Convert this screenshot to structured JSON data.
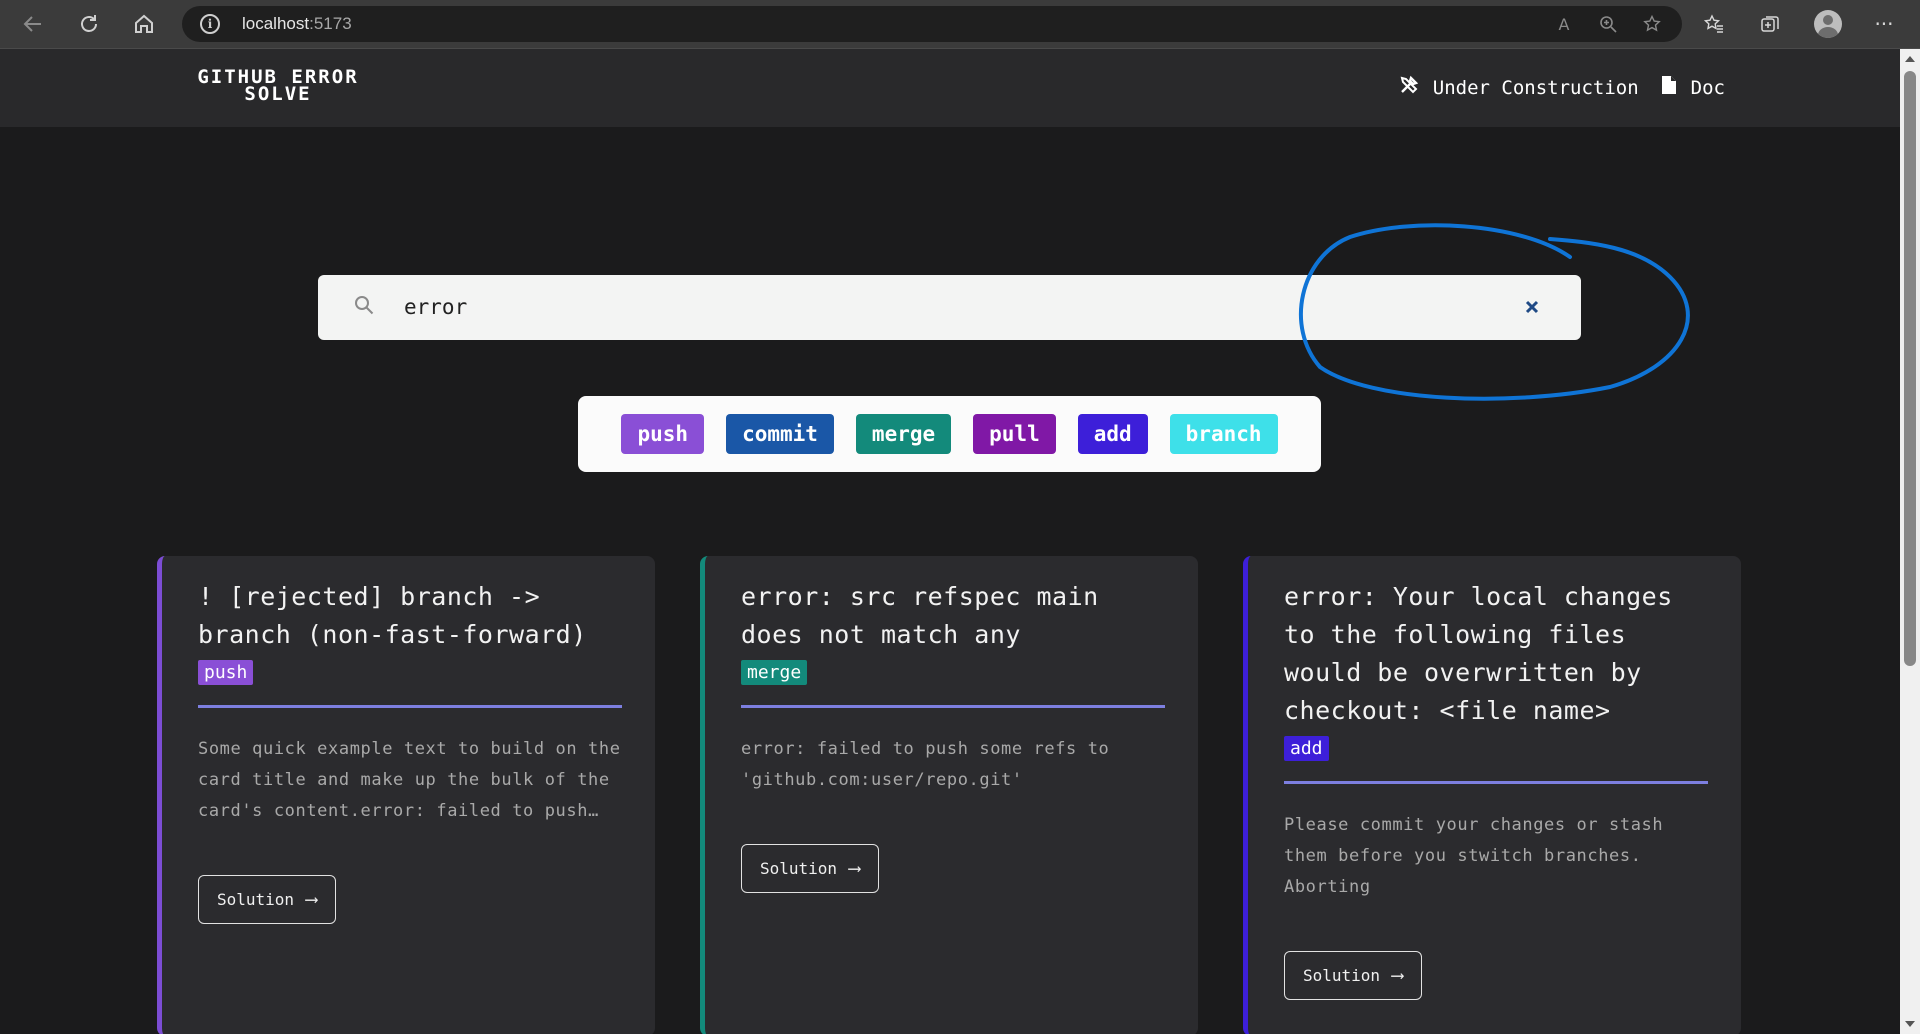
{
  "browser": {
    "url_host": "localhost",
    "url_port": ":5173"
  },
  "header": {
    "logo_line1": "GITHUB ERROR",
    "logo_line2": "SOLVE",
    "nav": [
      {
        "label": "Under Construction",
        "icon": "hammer-wrench-icon"
      },
      {
        "label": "Doc",
        "icon": "document-icon"
      }
    ]
  },
  "search": {
    "value": "error",
    "icon": "search-icon",
    "clear_icon": "close-icon"
  },
  "tags": [
    {
      "label": "push",
      "color": "#8a4fd6"
    },
    {
      "label": "commit",
      "color": "#1a57a7"
    },
    {
      "label": "merge",
      "color": "#138a7b"
    },
    {
      "label": "pull",
      "color": "#8018a6"
    },
    {
      "label": "add",
      "color": "#3d1fd9"
    },
    {
      "label": "branch",
      "color": "#3ee0e9"
    }
  ],
  "cards": [
    {
      "title": "! [rejected] branch -> branch (non-fast-forward)",
      "tag": "push",
      "tag_color": "#8a4fd6",
      "accent": "#7c4dd4",
      "text": "Some quick example text to build on the card title and make up the bulk of the card's content.error: failed to push some refs to",
      "button": "Solution"
    },
    {
      "title": "error: src refspec main does not match any",
      "tag": "merge",
      "tag_color": "#138a7b",
      "accent": "#138a7b",
      "text": "error: failed to push some refs to 'github.com:user/repo.git'",
      "button": "Solution"
    },
    {
      "title": "error: Your local changes to the following files would be overwritten by checkout: <file name>",
      "tag": "add",
      "tag_color": "#3d1fd9",
      "accent": "#3d1fd9",
      "text": "Please commit your changes or stash them before you stwitch branches. Aborting",
      "button": "Solution"
    }
  ],
  "colors": {
    "annotation": "#0f74d6",
    "divider": "#7d7fe0"
  }
}
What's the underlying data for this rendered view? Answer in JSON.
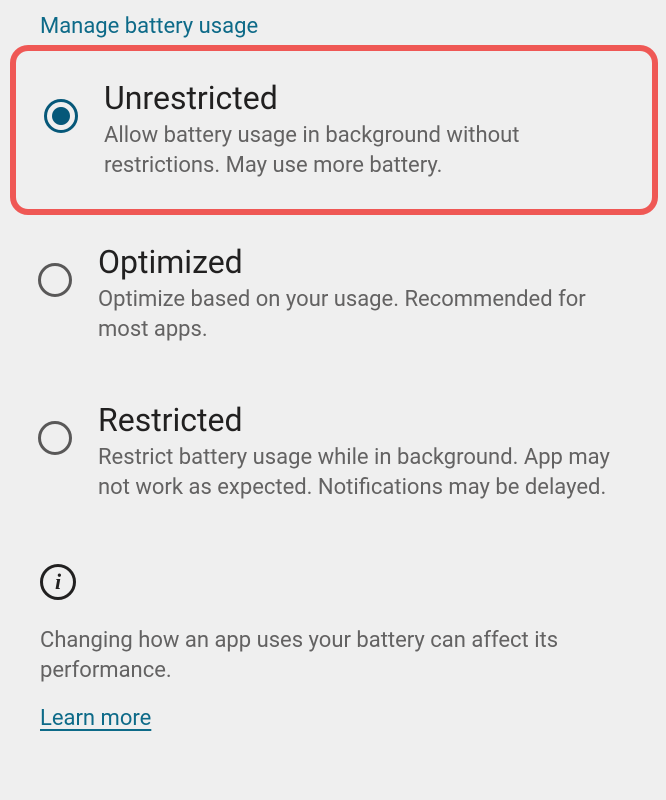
{
  "section": {
    "header": "Manage battery usage"
  },
  "options": [
    {
      "title": "Unrestricted",
      "description": "Allow battery usage in background without restrictions. May use more battery.",
      "selected": true,
      "highlighted": true
    },
    {
      "title": "Optimized",
      "description": "Optimize based on your usage. Recommended for most apps.",
      "selected": false,
      "highlighted": false
    },
    {
      "title": "Restricted",
      "description": "Restrict battery usage while in background. App may not work as expected. Notifications may be delayed.",
      "selected": false,
      "highlighted": false
    }
  ],
  "info": {
    "text": "Changing how an app uses your battery can affect its performance.",
    "learn_more": "Learn more"
  }
}
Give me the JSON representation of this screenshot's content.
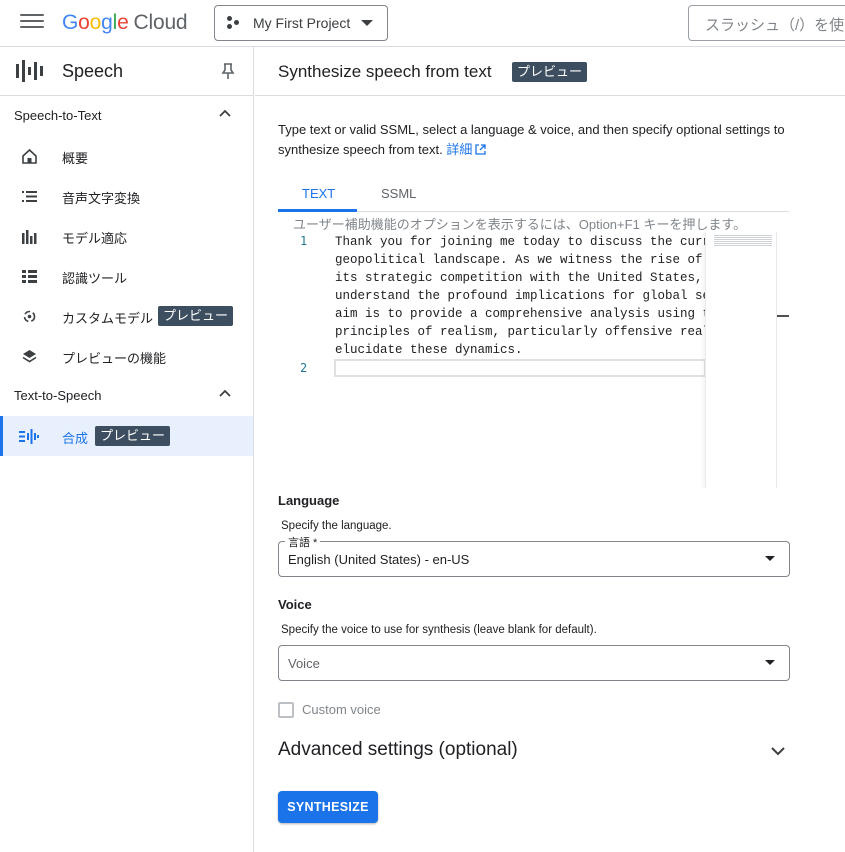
{
  "topbar": {
    "logo_letters": [
      "G",
      "o",
      "o",
      "g",
      "l",
      "e"
    ],
    "logo_suffix": "Cloud",
    "project_name": "My First Project",
    "search_placeholder": "スラッシュ（/）を使"
  },
  "sidebar": {
    "title": "Speech",
    "sections": [
      {
        "label": "Speech-to-Text",
        "items": [
          {
            "label": "概要",
            "icon": "home-icon"
          },
          {
            "label": "音声文字変換",
            "icon": "list-icon"
          },
          {
            "label": "モデル適応",
            "icon": "bars-icon"
          },
          {
            "label": "認識ツール",
            "icon": "grid-list-icon"
          },
          {
            "label": "カスタムモデル",
            "icon": "custom-model-icon",
            "badge": "プレビュー"
          },
          {
            "label": "プレビューの機能",
            "icon": "layers-icon"
          }
        ]
      },
      {
        "label": "Text-to-Speech",
        "items": [
          {
            "label": "合成",
            "icon": "synthesize-icon",
            "badge": "プレビュー",
            "active": true
          }
        ]
      }
    ]
  },
  "main": {
    "title": "Synthesize speech from text",
    "title_badge": "プレビュー",
    "description": "Type text or valid SSML, select a language & voice, and then specify optional settings to synthesize speech from text.",
    "description_link": "詳細",
    "tabs": [
      "TEXT",
      "SSML"
    ],
    "editor_hint": "ユーザー補助機能のオプションを表示するには、Option+F1 キーを押します。",
    "line_numbers": [
      "1",
      "2"
    ],
    "code_lines": [
      "Thank you for joining me today to discuss the curren",
      "geopolitical landscape. As we witness the rise of Ch",
      "its strategic competition with the United States, we",
      "understand the profound implications for global secu",
      "aim is to provide a comprehensive analysis using the",
      "principles of realism, particularly offensive realis",
      "elucidate these dynamics."
    ],
    "language": {
      "heading": "Language",
      "help": "Specify the language.",
      "field_label": "言語 *",
      "value": "English (United States) - en-US"
    },
    "voice": {
      "heading": "Voice",
      "help": "Specify the voice to use for synthesis (leave blank for default).",
      "placeholder": "Voice"
    },
    "custom_voice_label": "Custom voice",
    "advanced_label": "Advanced settings (optional)",
    "synthesize_label": "SYNTHESIZE"
  },
  "colors": {
    "accent": "#1a73e8",
    "badge_bg": "#3c4e5f",
    "active_bg": "#e8f0fe"
  }
}
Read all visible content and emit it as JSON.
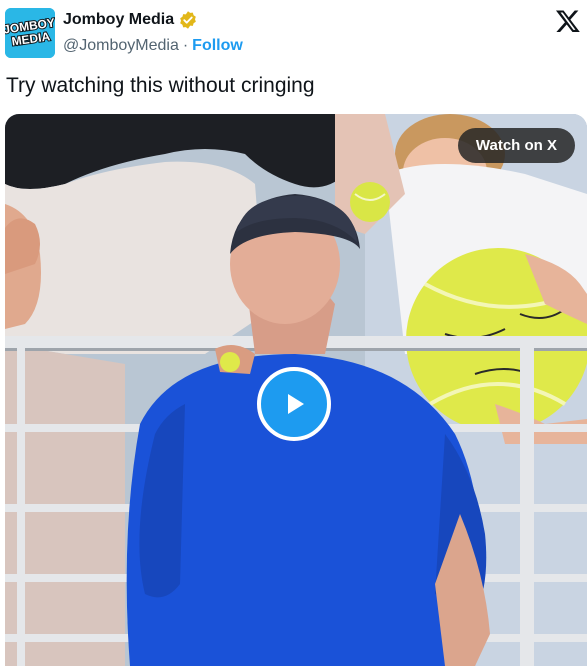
{
  "author": {
    "display_name": "Jomboy Media",
    "handle": "@JomboyMedia",
    "follow_label": "Follow",
    "avatar_text": "JOMBOY MEDIA",
    "verified_badge_color": "#e2b719"
  },
  "tweet": {
    "text": "Try watching this without cringing"
  },
  "video": {
    "watch_label": "Watch on X",
    "play_icon": "play-icon",
    "accent_color": "#1d9bf0"
  },
  "icons": {
    "platform_logo": "x-logo-icon",
    "verified": "verified-badge-icon"
  }
}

Instructions to follow: In the entries above, identify each line that includes the string "background", then copy it.

Answer to the task:
      "description": "Allow battery usage in background without restrictions. May use more battery.",
      "description": "Restrict battery usage while in background. App may not work as expected. Notifications may be delayed.",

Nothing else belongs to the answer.